- Excerpted data:
————————
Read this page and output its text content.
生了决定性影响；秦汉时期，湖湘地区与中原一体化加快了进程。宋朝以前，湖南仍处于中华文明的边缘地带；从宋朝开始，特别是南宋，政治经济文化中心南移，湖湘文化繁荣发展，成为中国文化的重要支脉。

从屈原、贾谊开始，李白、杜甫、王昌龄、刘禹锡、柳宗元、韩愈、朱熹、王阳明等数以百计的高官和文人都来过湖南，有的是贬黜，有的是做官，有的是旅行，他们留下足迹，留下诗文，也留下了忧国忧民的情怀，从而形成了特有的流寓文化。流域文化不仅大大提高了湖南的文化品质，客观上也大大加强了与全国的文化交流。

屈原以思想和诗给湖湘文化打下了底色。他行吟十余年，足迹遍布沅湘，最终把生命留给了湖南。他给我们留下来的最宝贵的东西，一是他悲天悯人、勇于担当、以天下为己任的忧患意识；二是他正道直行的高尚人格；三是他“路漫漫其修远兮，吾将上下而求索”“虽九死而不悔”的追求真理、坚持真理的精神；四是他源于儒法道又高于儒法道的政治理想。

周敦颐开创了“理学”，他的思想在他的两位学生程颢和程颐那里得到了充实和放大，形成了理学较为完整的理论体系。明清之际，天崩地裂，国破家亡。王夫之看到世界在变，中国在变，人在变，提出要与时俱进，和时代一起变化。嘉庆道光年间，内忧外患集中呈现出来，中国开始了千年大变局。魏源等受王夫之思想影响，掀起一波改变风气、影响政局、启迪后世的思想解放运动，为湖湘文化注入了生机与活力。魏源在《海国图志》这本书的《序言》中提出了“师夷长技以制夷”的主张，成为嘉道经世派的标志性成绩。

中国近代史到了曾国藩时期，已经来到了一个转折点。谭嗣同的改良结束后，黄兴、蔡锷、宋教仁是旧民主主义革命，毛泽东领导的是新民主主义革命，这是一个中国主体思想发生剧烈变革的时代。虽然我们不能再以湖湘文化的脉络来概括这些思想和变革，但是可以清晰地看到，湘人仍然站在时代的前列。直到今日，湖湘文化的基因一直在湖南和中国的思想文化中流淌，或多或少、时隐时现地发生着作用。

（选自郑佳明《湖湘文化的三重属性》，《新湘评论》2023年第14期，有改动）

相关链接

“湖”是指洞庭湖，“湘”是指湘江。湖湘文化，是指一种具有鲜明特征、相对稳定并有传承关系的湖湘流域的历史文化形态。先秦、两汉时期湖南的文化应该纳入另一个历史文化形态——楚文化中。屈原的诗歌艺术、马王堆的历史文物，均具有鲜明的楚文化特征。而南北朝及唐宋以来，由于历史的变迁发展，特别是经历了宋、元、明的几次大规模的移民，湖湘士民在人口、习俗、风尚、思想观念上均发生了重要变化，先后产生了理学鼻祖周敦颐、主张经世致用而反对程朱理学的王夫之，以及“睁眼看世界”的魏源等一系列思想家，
————————
Would you write down every record again, exactly?

Read this page and output its text content.
生了决定性影响；秦汉时期，湖湘地区与中原一体化加快了进程。宋朝以前，湖南仍处于中华文明的边缘地带；从宋朝开始，特别是南宋，政治经济文化中心南移，湖湘文化繁荣发展，成为中国文化的重要支脉。

从屈原、贾谊开始，李白、杜甫、王昌龄、刘禹锡、柳宗元、韩愈、朱熹、王阳明等数以百计的高官和文人都来过湖南，有的是贬黜，有的是做官，有的是旅行，他们留下足迹，留下诗文，也留下了忧国忧民的情怀，从而形成了特有的流寓文化。流域文化不仅大大提高了湖南的文化品质，客观上也大大加强了与全国的文化交流。

屈原以思想和诗给湖湘文化打下了底色。他行吟十余年，足迹遍布沅湘，最终把生命留给了湖南。他给我们留下来的最宝贵的东西，一是他悲天悯人、勇于担当、以天下为己任的忧患意识；二是他正道直行的高尚人格；三是他“路漫漫其修远兮，吾将上下而求索”“虽九死而不悔”的追求真理、坚持真理的精神；四是他源于儒法道又高于儒法道的政治理想。

周敦颐开创了“理学”，他的思想在他的两位学生程颢和程颐那里得到了充实和放大，形成了理学较为完整的理论体系。明清之际，天崩地裂，国破家亡。王夫之看到世界在变，中国在变，人在变，提出要与时俱进，和时代一起变化。嘉庆道光年间，内忧外患集中呈现出来，中国开始了千年大变局。魏源等受王夫之思想影响，掀起一波改变风气、影响政局、启迪后世的思想解放运动，为湖湘文化注入了生机与活力。魏源在《海国图志》这本书的《序言》中提出了“师夷长技以制夷”的主张，成为嘉道经世派的标志性成绩。

中国近代史到了曾国藩时期，已经来到了一个转折点。谭嗣同的改良结束后，黄兴、蔡锷、宋教仁是旧民主主义革命，毛泽东领导的是新民主主义革命，这是一个中国主体思想发生剧烈变革的时代。虽然我们不能再以湖湘文化的脉络来概括这些思想和变革，但是可以清晰地看到，湘人仍然站在时代的前列。直到今日，湖湘文化的基因一直在湖南和中国的思想文化中流淌，或多或少、时隐时现地发生着作用。

（选自郑佳明《湖湘文化的三重属性》，《新湘评论》2023年第14期，有改动）

相关链接

“湖”是指洞庭湖，“湘”是指湘江。湖湘文化，是指一种具有鲜明特征、相对稳定并有传承关系的湖湘流域的历史文化形态。先秦、两汉时期湖南的文化应该纳入另一个历史文化形态——楚文化中。屈原的诗歌艺术、马王堆的历史文物，均具有鲜明的楚文化特征。而南北朝及唐宋以来，由于历史的变迁发展，特别是经历了宋、元、明的几次大规模的移民，湖湘士民在人口、习俗、风尚、思想观念上均发生了重要变化，先后产生了理学鼻祖周敦颐、主张经世致用而反对程朱理学的王夫之，以及“睁眼看世界”的魏源等一系列思想家，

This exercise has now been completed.